··· Record set ···

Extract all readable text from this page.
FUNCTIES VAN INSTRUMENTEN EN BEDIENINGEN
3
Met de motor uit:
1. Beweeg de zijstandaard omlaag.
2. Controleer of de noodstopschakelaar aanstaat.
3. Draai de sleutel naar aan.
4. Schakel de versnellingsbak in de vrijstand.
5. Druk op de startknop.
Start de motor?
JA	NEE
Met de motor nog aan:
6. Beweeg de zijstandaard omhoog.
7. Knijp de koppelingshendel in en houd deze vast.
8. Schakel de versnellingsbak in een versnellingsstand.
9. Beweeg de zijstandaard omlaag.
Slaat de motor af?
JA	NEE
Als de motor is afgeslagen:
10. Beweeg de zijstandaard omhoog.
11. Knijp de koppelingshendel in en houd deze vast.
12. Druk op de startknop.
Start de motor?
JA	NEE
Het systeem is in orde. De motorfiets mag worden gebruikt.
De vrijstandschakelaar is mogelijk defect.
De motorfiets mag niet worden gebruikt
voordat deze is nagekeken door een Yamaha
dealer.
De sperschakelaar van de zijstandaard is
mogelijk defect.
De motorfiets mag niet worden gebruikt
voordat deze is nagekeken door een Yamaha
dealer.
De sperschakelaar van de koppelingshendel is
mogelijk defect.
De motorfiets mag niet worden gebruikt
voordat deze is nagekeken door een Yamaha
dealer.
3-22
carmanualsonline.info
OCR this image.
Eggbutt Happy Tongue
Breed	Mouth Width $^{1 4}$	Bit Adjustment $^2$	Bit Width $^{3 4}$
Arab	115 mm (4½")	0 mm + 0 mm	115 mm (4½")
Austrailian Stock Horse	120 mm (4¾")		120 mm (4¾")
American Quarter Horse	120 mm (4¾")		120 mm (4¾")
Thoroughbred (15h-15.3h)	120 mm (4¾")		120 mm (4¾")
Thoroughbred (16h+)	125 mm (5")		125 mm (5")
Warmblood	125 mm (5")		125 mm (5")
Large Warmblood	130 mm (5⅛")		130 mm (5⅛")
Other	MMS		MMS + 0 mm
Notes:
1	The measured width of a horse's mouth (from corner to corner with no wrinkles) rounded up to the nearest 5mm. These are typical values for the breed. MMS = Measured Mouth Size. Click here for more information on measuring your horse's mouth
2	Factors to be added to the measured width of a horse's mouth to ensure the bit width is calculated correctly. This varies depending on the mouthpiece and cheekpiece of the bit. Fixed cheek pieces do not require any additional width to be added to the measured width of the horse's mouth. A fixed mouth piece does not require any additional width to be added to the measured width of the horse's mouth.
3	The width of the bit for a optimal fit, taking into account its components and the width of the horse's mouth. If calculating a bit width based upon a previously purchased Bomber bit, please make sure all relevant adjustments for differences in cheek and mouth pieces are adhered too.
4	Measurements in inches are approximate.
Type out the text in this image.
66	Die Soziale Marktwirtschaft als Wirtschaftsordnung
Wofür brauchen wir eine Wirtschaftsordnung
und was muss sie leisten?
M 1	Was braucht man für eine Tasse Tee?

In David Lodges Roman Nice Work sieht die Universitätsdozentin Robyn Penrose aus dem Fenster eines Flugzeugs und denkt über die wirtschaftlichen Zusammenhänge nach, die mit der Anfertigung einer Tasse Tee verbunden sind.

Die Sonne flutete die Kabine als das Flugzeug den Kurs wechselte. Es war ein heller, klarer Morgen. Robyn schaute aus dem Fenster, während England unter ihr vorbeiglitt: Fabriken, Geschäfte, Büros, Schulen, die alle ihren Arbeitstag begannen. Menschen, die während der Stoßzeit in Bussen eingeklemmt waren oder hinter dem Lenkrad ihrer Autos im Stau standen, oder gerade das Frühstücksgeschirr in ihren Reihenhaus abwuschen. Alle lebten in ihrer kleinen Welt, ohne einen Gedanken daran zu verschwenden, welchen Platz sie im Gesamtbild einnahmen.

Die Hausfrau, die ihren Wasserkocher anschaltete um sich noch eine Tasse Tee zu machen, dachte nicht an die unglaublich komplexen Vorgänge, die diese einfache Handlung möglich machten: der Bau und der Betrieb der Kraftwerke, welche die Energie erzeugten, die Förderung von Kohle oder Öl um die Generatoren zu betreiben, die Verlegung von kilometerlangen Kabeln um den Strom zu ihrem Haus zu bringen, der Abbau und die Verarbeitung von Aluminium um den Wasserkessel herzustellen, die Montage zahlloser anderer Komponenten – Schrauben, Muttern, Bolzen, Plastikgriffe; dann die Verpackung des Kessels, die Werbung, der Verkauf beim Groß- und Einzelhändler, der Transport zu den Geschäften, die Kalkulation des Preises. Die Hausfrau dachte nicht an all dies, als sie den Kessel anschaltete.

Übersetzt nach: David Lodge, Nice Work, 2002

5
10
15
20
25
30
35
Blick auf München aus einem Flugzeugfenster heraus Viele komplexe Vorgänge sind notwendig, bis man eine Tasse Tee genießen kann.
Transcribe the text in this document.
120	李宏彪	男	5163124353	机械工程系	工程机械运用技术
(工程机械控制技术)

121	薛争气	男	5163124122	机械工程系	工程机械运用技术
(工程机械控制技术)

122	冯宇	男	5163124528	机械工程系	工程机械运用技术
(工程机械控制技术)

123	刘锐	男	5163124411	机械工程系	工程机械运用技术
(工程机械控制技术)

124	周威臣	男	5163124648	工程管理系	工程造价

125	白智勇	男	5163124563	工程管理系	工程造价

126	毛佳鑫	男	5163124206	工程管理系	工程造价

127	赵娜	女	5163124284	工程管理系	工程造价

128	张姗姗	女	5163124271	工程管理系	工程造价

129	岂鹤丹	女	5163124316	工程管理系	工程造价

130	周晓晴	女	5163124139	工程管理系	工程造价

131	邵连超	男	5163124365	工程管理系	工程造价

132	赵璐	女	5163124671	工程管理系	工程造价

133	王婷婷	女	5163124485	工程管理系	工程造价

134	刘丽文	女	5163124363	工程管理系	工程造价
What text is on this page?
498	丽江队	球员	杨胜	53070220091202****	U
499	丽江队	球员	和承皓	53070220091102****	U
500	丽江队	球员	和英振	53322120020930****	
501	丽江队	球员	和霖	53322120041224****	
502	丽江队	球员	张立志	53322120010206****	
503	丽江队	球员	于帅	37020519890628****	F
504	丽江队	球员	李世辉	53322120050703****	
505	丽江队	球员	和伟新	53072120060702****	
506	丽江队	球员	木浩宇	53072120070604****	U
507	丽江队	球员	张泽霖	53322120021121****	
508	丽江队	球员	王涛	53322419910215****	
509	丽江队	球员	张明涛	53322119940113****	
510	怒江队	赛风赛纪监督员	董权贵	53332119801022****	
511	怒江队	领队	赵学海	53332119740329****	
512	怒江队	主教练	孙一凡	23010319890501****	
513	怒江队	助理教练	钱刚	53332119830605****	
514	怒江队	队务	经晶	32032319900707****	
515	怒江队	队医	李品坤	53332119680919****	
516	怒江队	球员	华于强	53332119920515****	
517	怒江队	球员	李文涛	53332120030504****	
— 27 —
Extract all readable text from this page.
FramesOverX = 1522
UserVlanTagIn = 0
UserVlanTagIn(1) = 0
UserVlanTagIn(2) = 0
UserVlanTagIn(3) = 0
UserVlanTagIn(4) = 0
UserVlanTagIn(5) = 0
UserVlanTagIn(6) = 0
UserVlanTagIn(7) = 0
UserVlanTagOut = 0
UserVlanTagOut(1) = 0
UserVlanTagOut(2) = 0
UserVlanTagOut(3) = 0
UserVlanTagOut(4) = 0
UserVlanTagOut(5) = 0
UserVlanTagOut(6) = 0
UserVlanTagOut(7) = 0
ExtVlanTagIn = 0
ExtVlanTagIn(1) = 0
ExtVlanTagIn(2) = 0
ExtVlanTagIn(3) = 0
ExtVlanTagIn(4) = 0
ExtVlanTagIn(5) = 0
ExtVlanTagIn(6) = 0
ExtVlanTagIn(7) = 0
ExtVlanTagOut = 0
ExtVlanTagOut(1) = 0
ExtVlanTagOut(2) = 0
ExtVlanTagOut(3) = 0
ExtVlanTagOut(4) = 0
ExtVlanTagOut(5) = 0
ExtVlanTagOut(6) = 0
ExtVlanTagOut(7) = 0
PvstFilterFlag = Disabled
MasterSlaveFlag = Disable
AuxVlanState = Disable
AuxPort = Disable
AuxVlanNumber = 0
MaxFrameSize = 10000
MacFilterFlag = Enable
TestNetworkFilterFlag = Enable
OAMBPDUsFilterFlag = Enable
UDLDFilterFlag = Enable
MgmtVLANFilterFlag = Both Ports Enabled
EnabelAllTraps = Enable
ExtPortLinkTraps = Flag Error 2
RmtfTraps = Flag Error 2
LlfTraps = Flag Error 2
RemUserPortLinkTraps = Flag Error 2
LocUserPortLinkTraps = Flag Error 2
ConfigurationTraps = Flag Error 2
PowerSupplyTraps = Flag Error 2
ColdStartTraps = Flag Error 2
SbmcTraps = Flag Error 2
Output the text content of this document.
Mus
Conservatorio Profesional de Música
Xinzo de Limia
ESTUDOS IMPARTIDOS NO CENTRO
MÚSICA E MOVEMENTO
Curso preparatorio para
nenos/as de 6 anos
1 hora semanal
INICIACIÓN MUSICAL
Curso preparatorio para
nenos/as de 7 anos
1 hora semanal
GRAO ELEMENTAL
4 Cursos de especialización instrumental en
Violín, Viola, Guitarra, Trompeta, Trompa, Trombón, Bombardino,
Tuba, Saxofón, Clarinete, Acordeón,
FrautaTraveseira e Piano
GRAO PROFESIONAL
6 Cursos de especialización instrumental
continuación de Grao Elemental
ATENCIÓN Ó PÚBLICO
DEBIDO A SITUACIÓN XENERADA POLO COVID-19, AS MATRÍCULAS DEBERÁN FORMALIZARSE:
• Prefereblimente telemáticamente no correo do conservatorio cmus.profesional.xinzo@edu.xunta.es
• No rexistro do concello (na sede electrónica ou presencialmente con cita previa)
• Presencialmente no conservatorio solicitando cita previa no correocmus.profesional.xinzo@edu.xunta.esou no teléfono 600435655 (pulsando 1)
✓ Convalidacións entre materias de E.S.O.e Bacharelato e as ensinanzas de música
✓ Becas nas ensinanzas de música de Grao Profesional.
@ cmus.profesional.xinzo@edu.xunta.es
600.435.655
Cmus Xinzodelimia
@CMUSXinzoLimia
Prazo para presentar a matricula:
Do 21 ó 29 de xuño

···

Given task ▸ Above are some records. Count the lines among them with the word "instrumental", and answer with the number only.

Problem solution ▸ 2